Rewrite the entries from the first one through the line containing "legend-item-bar: 煤电CCUS改造规模；: [245, 442, 433, 463]", replacing "right-tick-label" with "secondary-tick-label" and leaving everything else unchanged.
=== Provided records ===
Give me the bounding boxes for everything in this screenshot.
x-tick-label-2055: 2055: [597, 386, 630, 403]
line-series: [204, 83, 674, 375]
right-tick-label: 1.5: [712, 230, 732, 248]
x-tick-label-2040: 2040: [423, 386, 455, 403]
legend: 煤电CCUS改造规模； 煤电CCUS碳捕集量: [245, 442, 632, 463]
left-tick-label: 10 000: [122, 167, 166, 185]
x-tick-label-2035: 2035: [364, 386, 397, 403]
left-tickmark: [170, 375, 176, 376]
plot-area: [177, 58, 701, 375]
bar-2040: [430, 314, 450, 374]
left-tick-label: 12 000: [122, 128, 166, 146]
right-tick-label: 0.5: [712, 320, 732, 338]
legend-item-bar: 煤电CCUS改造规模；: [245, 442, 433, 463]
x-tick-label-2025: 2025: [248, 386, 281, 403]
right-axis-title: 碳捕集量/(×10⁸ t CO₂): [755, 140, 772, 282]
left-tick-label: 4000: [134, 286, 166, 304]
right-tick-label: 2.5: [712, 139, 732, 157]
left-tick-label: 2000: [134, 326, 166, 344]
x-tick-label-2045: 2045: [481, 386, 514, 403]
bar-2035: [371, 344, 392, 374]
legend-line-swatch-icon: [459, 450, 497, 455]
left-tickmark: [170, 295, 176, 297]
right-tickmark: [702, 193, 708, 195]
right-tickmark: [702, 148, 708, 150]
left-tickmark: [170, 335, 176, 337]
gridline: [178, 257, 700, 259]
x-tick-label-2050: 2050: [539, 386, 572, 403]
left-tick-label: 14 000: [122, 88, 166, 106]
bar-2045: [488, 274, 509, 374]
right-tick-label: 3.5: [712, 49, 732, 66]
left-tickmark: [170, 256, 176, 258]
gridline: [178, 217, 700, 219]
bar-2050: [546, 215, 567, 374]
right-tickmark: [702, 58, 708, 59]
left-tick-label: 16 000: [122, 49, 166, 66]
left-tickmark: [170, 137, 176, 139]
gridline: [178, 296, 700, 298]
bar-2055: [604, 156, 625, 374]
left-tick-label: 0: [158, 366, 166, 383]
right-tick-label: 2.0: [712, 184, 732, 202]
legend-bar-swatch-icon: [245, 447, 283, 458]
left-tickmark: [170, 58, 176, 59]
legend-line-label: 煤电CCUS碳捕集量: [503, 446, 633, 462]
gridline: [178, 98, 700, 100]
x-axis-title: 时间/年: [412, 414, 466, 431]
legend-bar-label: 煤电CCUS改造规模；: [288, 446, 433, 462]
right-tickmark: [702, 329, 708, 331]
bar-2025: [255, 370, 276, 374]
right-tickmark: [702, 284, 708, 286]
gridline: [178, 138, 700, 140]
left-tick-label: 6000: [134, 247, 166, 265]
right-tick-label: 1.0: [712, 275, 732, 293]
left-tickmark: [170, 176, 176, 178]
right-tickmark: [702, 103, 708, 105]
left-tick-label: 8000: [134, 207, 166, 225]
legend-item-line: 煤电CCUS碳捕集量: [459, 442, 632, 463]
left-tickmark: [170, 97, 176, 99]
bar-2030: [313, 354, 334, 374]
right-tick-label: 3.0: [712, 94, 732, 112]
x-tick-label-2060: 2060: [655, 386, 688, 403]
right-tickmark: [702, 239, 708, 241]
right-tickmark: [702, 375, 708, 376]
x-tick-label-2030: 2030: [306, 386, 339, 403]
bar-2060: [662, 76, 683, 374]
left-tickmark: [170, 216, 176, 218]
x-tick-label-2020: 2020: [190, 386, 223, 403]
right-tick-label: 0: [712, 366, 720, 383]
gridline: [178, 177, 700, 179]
===
Solved problem:
Give me the bounding boxes for everything in this screenshot.
x-tick-label-2055: 2055: [597, 386, 630, 403]
line-series: [204, 83, 674, 375]
secondary-tick-label: 1.5: [712, 230, 732, 248]
x-tick-label-2040: 2040: [423, 386, 455, 403]
legend: 煤电CCUS改造规模； 煤电CCUS碳捕集量: [245, 442, 632, 463]
left-tick-label: 10 000: [122, 167, 166, 185]
x-tick-label-2035: 2035: [364, 386, 397, 403]
left-tickmark: [170, 375, 176, 376]
plot-area: [177, 58, 701, 375]
bar-2040: [430, 314, 450, 374]
left-tick-label: 12 000: [122, 128, 166, 146]
secondary-tick-label: 0.5: [712, 320, 732, 338]
legend-item-bar: 煤电CCUS改造规模；: [245, 442, 433, 463]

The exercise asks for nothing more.